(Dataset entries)
[Start]

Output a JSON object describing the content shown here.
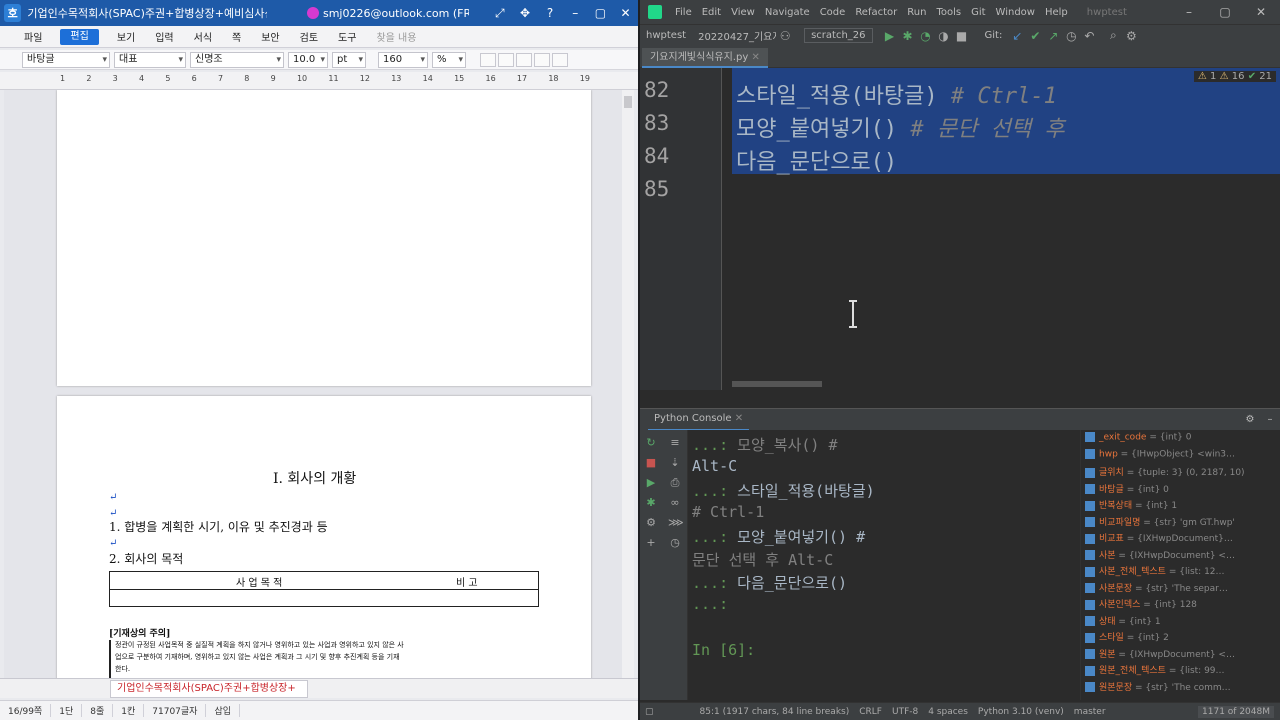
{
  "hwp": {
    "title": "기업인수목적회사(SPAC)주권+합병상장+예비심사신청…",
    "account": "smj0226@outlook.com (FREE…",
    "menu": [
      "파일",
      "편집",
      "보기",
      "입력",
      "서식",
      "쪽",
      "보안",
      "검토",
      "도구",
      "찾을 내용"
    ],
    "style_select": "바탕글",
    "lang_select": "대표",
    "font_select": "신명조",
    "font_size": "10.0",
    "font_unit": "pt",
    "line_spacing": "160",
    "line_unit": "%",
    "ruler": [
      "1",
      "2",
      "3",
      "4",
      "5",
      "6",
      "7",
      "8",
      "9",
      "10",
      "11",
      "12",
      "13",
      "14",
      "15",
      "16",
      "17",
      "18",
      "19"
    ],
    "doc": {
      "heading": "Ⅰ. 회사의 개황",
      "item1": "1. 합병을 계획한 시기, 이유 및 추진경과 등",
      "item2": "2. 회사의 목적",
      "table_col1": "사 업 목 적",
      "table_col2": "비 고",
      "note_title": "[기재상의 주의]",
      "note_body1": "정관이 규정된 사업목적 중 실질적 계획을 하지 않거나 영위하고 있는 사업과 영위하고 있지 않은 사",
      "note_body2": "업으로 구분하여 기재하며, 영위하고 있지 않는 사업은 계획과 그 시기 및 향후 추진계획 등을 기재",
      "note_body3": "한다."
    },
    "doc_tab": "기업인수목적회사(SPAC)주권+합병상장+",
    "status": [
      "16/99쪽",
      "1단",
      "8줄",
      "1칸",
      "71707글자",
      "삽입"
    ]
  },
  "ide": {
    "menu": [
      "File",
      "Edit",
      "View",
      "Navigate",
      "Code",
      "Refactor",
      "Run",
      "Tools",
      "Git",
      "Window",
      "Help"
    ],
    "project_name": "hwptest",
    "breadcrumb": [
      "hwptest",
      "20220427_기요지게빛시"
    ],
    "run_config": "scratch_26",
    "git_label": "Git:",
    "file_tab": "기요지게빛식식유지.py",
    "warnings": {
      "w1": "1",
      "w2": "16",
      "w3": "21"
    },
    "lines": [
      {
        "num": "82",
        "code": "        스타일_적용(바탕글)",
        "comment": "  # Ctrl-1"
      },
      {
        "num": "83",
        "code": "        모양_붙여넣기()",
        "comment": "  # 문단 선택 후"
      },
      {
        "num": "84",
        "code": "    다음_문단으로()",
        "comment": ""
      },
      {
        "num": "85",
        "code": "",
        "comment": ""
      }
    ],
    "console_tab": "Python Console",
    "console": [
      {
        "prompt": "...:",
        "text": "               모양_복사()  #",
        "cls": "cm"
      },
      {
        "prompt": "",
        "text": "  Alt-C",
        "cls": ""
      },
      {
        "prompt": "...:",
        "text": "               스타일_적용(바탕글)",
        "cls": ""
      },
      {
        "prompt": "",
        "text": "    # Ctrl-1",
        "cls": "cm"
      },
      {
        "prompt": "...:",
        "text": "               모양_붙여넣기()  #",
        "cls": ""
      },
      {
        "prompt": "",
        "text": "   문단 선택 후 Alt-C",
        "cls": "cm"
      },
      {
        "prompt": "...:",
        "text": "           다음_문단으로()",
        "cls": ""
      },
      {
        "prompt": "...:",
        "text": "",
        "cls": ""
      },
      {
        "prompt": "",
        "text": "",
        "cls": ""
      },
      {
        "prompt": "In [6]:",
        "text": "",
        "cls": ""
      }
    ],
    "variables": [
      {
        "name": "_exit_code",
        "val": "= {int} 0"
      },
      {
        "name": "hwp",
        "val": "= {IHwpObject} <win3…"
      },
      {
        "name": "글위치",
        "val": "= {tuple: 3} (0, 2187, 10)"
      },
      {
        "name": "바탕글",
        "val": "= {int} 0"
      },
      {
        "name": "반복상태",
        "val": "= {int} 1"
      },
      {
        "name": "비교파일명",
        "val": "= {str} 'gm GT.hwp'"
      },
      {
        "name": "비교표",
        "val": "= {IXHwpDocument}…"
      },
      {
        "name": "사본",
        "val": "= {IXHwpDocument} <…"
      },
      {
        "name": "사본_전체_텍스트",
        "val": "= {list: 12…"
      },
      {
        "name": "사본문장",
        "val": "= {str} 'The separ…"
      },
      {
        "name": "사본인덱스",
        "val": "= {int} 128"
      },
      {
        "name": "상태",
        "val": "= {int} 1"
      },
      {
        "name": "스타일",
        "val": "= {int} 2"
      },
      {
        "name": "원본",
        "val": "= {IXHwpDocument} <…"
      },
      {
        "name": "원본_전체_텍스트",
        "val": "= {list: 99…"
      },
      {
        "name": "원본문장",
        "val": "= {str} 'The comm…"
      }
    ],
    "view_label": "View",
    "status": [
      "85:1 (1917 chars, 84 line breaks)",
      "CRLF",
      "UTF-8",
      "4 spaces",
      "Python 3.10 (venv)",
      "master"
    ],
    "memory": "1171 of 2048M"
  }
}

[End]
[Start]

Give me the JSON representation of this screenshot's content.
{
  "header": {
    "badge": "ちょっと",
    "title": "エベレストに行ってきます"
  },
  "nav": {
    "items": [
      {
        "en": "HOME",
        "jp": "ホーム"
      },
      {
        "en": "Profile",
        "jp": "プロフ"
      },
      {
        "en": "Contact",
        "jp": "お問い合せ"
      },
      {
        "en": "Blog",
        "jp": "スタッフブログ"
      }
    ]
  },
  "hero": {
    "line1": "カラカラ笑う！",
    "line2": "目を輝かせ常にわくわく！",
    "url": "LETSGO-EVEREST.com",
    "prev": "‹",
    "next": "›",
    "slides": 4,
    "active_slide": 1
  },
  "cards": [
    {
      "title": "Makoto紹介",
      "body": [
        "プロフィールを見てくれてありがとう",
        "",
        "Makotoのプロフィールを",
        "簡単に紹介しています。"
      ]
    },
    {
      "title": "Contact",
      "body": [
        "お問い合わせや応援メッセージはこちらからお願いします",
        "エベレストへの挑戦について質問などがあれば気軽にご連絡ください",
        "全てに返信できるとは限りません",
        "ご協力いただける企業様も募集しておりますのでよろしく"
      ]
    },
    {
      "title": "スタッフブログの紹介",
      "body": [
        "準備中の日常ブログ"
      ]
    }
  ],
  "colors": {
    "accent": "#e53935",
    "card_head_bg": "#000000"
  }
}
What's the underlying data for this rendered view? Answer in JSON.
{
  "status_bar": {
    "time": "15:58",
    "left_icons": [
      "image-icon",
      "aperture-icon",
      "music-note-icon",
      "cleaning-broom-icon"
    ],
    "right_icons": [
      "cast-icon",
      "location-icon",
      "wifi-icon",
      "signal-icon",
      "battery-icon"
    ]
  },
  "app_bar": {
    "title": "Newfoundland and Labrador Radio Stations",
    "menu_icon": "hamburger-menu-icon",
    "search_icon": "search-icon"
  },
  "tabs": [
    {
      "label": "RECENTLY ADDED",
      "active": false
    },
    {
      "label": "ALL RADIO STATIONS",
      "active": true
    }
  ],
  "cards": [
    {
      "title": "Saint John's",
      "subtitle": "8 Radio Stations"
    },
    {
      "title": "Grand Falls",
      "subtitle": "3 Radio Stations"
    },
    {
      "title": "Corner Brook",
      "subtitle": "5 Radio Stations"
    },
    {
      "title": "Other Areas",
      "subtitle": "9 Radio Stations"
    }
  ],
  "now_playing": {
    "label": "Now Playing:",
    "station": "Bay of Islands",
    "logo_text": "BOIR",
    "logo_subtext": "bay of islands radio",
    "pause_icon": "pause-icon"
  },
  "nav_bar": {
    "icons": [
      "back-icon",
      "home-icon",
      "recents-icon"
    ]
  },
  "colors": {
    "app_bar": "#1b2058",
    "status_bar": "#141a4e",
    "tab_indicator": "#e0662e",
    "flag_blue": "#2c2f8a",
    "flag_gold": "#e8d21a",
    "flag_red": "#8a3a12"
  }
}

[End]

● WHAT TO PRODUCE:
Go through the entries and return each line where the word "this" appears.

● COMPLETED EXERCISE:
Give me the JSON representation of this screenshot's content.
What's the underlying data for this rendered view? Answer in JSON.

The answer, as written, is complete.